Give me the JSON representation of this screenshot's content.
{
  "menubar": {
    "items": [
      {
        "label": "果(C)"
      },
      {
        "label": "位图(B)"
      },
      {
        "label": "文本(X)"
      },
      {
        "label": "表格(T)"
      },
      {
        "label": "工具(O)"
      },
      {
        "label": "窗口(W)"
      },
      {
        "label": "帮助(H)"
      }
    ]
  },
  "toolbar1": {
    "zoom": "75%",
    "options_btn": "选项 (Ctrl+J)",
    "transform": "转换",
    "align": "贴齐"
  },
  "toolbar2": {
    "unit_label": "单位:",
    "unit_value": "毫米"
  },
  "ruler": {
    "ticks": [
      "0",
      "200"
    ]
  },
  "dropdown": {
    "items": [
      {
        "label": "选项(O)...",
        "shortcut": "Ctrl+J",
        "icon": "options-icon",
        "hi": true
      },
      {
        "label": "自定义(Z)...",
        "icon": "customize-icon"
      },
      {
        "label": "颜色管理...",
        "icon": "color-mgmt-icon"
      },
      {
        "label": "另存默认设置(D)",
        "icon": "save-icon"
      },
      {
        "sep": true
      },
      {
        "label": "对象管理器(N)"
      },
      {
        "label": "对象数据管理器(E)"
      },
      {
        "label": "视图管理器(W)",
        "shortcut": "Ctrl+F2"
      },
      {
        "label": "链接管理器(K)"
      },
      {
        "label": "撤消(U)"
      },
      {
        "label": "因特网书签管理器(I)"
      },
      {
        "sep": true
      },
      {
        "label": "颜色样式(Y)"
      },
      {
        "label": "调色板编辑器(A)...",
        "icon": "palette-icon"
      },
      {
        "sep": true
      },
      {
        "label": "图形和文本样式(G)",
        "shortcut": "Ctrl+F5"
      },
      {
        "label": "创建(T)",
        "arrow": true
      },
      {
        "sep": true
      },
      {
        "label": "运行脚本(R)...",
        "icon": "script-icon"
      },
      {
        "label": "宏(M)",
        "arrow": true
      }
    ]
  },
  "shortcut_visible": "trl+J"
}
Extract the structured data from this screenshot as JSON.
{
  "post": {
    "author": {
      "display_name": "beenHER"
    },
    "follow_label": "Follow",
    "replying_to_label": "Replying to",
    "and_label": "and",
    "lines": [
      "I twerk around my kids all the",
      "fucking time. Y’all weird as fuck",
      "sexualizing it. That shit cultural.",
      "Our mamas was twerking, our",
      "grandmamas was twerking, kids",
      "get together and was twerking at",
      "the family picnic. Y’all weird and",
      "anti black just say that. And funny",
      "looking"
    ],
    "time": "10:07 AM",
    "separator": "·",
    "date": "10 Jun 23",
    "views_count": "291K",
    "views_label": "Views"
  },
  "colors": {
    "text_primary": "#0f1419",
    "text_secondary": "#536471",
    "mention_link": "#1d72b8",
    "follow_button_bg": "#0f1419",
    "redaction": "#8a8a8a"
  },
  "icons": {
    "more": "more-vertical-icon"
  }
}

------------------------------------------------------------------------

*Objective:*
State how many lines of the data include the word "twerking", with nothing else.

*Solution to this problem:*
3